>> start

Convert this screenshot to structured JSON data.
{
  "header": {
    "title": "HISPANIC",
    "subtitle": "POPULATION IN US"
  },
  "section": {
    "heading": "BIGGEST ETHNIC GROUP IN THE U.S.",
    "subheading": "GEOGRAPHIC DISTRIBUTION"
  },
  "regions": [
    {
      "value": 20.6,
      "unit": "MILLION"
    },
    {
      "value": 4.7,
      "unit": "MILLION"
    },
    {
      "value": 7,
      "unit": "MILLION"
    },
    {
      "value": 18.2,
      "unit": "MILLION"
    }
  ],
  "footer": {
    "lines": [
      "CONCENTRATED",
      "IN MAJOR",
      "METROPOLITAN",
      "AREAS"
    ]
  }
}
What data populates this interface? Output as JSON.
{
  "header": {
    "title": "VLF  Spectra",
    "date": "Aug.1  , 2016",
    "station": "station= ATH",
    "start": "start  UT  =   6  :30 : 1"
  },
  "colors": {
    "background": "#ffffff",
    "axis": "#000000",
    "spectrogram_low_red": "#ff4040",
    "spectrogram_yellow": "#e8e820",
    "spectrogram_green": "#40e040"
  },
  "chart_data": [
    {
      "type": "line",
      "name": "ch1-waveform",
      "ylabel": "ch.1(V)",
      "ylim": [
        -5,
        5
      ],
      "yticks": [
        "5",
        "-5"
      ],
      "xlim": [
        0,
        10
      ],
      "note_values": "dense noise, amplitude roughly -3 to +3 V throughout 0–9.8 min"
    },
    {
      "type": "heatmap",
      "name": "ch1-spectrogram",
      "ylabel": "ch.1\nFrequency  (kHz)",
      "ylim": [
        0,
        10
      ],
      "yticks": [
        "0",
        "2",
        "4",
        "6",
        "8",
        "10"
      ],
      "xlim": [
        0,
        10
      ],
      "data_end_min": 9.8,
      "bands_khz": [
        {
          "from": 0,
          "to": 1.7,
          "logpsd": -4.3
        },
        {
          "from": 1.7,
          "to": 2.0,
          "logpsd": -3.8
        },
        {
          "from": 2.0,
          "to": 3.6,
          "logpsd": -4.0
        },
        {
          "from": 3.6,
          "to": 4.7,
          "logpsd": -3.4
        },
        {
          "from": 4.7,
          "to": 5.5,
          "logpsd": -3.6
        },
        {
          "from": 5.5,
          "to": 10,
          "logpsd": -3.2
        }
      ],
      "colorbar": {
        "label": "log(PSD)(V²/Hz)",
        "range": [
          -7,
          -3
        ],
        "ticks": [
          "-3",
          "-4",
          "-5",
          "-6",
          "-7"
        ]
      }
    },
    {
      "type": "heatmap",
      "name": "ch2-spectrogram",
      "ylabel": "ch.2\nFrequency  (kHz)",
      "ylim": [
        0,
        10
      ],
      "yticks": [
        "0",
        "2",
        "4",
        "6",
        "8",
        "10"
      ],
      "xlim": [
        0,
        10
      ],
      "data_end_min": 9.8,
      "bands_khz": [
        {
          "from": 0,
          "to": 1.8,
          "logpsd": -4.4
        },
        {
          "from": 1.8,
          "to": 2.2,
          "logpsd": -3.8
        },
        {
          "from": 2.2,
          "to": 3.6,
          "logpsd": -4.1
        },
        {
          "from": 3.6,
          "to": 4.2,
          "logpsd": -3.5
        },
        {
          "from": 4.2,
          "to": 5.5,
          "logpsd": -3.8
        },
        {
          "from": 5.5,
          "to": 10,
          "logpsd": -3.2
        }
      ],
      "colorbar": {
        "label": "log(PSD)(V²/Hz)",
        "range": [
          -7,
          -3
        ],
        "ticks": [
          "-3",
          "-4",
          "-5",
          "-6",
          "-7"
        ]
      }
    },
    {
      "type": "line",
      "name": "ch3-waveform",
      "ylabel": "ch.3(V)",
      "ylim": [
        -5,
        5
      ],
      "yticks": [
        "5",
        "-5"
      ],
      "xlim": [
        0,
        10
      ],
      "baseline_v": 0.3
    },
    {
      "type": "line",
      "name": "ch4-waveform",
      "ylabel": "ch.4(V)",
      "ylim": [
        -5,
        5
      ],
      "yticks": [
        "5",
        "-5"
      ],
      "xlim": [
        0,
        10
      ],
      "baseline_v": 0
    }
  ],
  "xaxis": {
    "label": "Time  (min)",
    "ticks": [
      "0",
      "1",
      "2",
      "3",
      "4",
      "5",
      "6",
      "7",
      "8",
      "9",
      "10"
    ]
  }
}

>> end

> [Stated goal]:
Take the material above and return all of it exactly.

> [The response]:
Convert this screenshot to structured JSON data.
{
  "header": {
    "title": "HISPANIC",
    "subtitle": "POPULATION IN US"
  },
  "section": {
    "heading": "BIGGEST ETHNIC GROUP IN THE U.S.",
    "subheading": "GEOGRAPHIC DISTRIBUTION"
  },
  "regions": [
    {
      "value": 20.6,
      "unit": "MILLION"
    },
    {
      "value": 4.7,
      "unit": "MILLION"
    },
    {
      "value": 7,
      "unit": "MILLION"
    },
    {
      "value": 18.2,
      "unit": "MILLION"
    }
  ],
  "footer": {
    "lines": [
      "CONCENTRATED",
      "IN MAJOR",
      "METROPOLITAN",
      "AREAS"
    ]
  }
}
What data populates this interface? Output as JSON.
{
  "header": {
    "title": "VLF  Spectra",
    "date": "Aug.1  , 2016",
    "station": "station= ATH",
    "start": "start  UT  =   6  :30 : 1"
  },
  "colors": {
    "background": "#ffffff",
    "axis": "#000000",
    "spectrogram_low_red": "#ff4040",
    "spectrogram_yellow": "#e8e820",
    "spectrogram_green": "#40e040"
  },
  "chart_data": [
    {
      "type": "line",
      "name": "ch1-waveform",
      "ylabel": "ch.1(V)",
      "ylim": [
        -5,
        5
      ],
      "yticks": [
        "5",
        "-5"
      ],
      "xlim": [
        0,
        10
      ],
      "note_values": "dense noise, amplitude roughly -3 to +3 V throughout 0–9.8 min"
    },
    {
      "type": "heatmap",
      "name": "ch1-spectrogram",
      "ylabel": "ch.1\nFrequency  (kHz)",
      "ylim": [
        0,
        10
      ],
      "yticks": [
        "0",
        "2",
        "4",
        "6",
        "8",
        "10"
      ],
      "xlim": [
        0,
        10
      ],
      "data_end_min": 9.8,
      "bands_khz": [
        {
          "from": 0,
          "to": 1.7,
          "logpsd": -4.3
        },
        {
          "from": 1.7,
          "to": 2.0,
          "logpsd": -3.8
        },
        {
          "from": 2.0,
          "to": 3.6,
          "logpsd": -4.0
        },
        {
          "from": 3.6,
          "to": 4.7,
          "logpsd": -3.4
        },
        {
          "from": 4.7,
          "to": 5.5,
          "logpsd": -3.6
        },
        {
          "from": 5.5,
          "to": 10,
          "logpsd": -3.2
        }
      ],
      "colorbar": {
        "label": "log(PSD)(V²/Hz)",
        "range": [
          -7,
          -3
        ],
        "ticks": [
          "-3",
          "-4",
          "-5",
          "-6",
          "-7"
        ]
      }
    },
    {
      "type": "heatmap",
      "name": "ch2-spectrogram",
      "ylabel": "ch.2\nFrequency  (kHz)",
      "ylim": [
        0,
        10
      ],
      "yticks": [
        "0",
        "2",
        "4",
        "6",
        "8",
        "10"
      ],
      "xlim": [
        0,
        10
      ],
      "data_end_min": 9.8,
      "bands_khz": [
        {
          "from": 0,
          "to": 1.8,
          "logpsd": -4.4
        },
        {
          "from": 1.8,
          "to": 2.2,
          "logpsd": -3.8
        },
        {
          "from": 2.2,
          "to": 3.6,
          "logpsd": -4.1
        },
        {
          "from": 3.6,
          "to": 4.2,
          "logpsd": -3.5
        },
        {
          "from": 4.2,
          "to": 5.5,
          "logpsd": -3.8
        },
        {
          "from": 5.5,
          "to": 10,
          "logpsd": -3.2
        }
      ],
      "colorbar": {
        "label": "log(PSD)(V²/Hz)",
        "range": [
          -7,
          -3
        ],
        "ticks": [
          "-3",
          "-4",
          "-5",
          "-6",
          "-7"
        ]
      }
    },
    {
      "type": "line",
      "name": "ch3-waveform",
      "ylabel": "ch.3(V)",
      "ylim": [
        -5,
        5
      ],
      "yticks": [
        "5",
        "-5"
      ],
      "xlim": [
        0,
        10
      ],
      "baseline_v": 0.3
    },
    {
      "type": "line",
      "name": "ch4-waveform",
      "ylabel": "ch.4(V)",
      "ylim": [
        -5,
        5
      ],
      "yticks": [
        "5",
        "-5"
      ],
      "xlim": [
        0,
        10
      ],
      "baseline_v": 0
    }
  ],
  "xaxis": {
    "label": "Time  (min)",
    "ticks": [
      "0",
      "1",
      "2",
      "3",
      "4",
      "5",
      "6",
      "7",
      "8",
      "9",
      "10"
    ]
  }
}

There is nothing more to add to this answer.